Reproduce each line bearing the word "fastened".

-- -- --

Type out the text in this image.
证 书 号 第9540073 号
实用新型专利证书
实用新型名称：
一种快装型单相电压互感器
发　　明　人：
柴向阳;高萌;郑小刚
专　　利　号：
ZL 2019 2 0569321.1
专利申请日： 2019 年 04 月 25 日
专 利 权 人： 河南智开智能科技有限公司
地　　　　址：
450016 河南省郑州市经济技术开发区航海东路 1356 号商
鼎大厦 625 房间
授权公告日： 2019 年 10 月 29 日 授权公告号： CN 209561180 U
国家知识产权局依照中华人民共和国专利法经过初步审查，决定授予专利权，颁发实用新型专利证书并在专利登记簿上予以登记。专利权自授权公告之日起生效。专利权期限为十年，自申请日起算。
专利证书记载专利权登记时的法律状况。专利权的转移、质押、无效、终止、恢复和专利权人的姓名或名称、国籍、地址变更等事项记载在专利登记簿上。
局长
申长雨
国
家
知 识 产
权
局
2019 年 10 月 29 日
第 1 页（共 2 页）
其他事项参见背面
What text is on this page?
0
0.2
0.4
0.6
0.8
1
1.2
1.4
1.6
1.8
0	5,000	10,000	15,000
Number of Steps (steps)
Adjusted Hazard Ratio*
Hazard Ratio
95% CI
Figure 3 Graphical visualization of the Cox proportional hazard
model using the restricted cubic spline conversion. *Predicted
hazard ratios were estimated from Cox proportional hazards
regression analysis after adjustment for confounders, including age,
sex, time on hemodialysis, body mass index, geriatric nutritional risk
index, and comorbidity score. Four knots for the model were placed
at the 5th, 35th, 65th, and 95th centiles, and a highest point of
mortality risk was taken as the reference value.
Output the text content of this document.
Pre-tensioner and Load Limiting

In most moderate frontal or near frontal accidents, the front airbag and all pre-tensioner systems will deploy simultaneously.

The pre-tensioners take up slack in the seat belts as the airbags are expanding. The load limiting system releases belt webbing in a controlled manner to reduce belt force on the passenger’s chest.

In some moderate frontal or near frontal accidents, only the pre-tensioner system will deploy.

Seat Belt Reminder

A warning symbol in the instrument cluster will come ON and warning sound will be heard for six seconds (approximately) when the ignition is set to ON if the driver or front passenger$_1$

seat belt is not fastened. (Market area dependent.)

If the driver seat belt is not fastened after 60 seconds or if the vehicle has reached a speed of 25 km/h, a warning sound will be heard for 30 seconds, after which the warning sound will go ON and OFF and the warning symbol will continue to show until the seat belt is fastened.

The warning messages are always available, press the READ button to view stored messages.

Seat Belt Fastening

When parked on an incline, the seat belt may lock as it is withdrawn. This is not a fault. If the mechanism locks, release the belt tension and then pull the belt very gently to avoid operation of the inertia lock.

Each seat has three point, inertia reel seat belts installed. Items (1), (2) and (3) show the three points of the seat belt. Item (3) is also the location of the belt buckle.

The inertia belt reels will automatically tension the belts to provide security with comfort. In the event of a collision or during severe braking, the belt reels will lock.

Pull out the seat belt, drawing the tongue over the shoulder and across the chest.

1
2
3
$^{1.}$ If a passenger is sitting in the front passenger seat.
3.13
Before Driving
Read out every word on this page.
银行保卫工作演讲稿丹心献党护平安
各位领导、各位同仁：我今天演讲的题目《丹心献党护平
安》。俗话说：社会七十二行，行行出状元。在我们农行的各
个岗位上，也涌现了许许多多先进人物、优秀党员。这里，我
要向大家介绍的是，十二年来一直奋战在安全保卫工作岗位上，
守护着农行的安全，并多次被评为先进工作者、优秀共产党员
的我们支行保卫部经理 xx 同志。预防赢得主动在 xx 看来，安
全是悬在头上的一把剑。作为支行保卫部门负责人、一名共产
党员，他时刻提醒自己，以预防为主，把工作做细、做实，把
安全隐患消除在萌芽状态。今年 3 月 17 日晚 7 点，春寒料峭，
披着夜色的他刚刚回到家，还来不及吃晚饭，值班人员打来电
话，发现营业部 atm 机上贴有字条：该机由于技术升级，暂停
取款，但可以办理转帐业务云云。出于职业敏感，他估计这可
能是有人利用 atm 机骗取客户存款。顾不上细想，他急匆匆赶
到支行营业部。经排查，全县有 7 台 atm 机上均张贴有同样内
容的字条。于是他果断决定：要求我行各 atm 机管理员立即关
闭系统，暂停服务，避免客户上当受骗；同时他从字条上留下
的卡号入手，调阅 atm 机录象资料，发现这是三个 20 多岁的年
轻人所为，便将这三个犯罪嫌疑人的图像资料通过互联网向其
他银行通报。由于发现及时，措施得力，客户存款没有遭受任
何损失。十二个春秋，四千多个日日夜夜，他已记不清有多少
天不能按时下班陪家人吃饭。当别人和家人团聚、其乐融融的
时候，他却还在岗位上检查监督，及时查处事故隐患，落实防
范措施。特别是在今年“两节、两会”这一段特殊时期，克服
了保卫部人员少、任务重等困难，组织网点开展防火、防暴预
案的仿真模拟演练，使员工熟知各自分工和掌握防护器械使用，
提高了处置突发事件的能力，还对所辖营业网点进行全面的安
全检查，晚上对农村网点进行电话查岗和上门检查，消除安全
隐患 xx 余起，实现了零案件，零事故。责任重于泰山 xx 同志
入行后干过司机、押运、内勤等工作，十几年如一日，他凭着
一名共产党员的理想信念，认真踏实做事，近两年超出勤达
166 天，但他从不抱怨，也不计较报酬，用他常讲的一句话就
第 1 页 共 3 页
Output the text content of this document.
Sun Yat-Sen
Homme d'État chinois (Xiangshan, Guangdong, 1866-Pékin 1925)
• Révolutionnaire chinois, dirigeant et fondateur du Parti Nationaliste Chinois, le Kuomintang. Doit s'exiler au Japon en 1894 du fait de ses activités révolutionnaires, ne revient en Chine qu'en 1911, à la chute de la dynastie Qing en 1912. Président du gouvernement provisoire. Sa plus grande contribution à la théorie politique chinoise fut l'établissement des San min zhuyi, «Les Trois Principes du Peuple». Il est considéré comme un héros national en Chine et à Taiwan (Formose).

-- -- --

- Response:
seat belt is not fastened. (Market area dependent.)
If the driver seat belt is not fastened after 60 seconds or if the vehicle has reached a speed of 25 km/h, a warning sound will be heard for 30 seconds, after which the warning sound will go ON and OFF and the warning symbol will continue to show until the seat belt is fastened.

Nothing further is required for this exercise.